> [Materials provided]
########

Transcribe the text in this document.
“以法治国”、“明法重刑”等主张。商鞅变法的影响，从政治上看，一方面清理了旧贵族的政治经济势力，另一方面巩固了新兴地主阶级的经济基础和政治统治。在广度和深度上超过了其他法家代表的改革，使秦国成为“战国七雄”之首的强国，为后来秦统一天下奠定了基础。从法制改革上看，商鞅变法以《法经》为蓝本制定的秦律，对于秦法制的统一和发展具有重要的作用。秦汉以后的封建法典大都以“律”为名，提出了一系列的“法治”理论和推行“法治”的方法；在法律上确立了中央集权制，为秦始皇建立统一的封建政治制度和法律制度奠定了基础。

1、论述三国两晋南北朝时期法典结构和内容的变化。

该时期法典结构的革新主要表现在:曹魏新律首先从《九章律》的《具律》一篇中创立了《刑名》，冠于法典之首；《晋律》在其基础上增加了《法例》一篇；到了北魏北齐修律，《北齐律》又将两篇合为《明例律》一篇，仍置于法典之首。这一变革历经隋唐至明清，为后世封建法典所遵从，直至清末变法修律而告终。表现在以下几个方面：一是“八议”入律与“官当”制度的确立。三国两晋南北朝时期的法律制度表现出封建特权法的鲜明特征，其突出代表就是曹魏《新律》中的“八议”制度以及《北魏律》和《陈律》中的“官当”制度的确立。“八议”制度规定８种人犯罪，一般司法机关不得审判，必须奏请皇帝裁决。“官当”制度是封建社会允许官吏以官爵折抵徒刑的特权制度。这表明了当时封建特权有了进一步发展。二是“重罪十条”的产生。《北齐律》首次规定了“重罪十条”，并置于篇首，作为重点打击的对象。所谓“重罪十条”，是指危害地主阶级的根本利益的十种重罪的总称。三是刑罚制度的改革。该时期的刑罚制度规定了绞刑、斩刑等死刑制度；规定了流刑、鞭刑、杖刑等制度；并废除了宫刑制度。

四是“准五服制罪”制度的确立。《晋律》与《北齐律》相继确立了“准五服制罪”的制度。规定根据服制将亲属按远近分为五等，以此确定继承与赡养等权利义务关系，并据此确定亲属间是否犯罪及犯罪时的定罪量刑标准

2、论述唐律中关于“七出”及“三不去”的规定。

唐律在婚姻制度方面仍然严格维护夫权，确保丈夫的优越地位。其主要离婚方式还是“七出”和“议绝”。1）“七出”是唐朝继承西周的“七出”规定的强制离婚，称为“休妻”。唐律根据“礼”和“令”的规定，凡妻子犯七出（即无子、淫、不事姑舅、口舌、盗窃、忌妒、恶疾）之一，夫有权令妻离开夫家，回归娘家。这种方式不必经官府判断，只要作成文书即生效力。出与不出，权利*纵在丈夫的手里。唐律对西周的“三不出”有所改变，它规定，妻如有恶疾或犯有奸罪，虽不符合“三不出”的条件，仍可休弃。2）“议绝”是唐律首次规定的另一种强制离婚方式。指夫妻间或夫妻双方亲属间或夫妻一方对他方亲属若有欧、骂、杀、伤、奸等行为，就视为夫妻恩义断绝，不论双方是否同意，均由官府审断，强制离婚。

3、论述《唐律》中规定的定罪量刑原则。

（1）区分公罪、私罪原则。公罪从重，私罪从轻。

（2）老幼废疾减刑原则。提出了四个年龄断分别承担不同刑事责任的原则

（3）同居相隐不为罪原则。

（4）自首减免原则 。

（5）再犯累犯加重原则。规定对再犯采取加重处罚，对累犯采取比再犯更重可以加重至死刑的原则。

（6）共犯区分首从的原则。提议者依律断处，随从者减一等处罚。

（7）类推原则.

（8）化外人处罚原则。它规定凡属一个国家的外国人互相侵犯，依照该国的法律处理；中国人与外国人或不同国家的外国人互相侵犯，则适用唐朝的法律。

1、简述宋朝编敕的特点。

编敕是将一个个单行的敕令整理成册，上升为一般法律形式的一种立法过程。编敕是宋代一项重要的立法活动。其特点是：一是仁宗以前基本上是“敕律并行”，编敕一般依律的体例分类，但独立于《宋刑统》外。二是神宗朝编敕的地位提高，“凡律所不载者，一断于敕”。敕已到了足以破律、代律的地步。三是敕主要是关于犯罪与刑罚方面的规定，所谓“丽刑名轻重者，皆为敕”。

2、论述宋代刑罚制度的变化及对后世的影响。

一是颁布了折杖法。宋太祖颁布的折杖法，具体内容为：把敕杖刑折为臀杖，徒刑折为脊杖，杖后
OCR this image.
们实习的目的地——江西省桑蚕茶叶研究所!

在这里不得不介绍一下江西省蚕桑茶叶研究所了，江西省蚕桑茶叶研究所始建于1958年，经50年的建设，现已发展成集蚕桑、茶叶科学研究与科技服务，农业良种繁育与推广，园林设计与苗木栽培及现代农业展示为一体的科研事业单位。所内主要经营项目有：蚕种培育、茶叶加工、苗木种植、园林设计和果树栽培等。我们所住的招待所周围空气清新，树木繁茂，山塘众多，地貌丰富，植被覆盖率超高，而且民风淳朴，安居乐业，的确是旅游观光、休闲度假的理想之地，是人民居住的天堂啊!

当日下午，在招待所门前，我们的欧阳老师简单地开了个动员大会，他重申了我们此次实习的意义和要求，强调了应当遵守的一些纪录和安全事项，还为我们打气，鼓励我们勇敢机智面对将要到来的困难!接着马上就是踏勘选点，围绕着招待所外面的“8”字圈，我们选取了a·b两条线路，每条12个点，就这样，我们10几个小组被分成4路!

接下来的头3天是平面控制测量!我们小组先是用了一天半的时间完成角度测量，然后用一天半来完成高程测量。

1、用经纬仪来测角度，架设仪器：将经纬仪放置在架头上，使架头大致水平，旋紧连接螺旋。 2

########

Write out again, exactly, the lines from the one holding "OCR this image." through the end of the listing, with both ends included.

> [Written answer]
OCR this image.
们实习的目的地——江西省桑蚕茶叶研究所!

在这里不得不介绍一下江西省蚕桑茶叶研究所了，江西省蚕桑茶叶研究所始建于1958年，经50年的建设，现已发展成集蚕桑、茶叶科学研究与科技服务，农业良种繁育与推广，园林设计与苗木栽培及现代农业展示为一体的科研事业单位。所内主要经营项目有：蚕种培育、茶叶加工、苗木种植、园林设计和果树栽培等。我们所住的招待所周围空气清新，树木繁茂，山塘众多，地貌丰富，植被覆盖率超高，而且民风淳朴，安居乐业，的确是旅游观光、休闲度假的理想之地，是人民居住的天堂啊!

当日下午，在招待所门前，我们的欧阳老师简单地开了个动员大会，他重申了我们此次实习的意义和要求，强调了应当遵守的一些纪录和安全事项，还为我们打气，鼓励我们勇敢机智面对将要到来的困难!接着马上就是踏勘选点，围绕着招待所外面的“8”字圈，我们选取了a·b两条线路，每条12个点，就这样，我们10几个小组被分成4路!

接下来的头3天是平面控制测量!我们小组先是用了一天半的时间完成角度测量，然后用一天半来完成高程测量。

1、用经纬仪来测角度，架设仪器：将经纬仪放置在架头上，使架头大致水平，旋紧连接螺旋。 2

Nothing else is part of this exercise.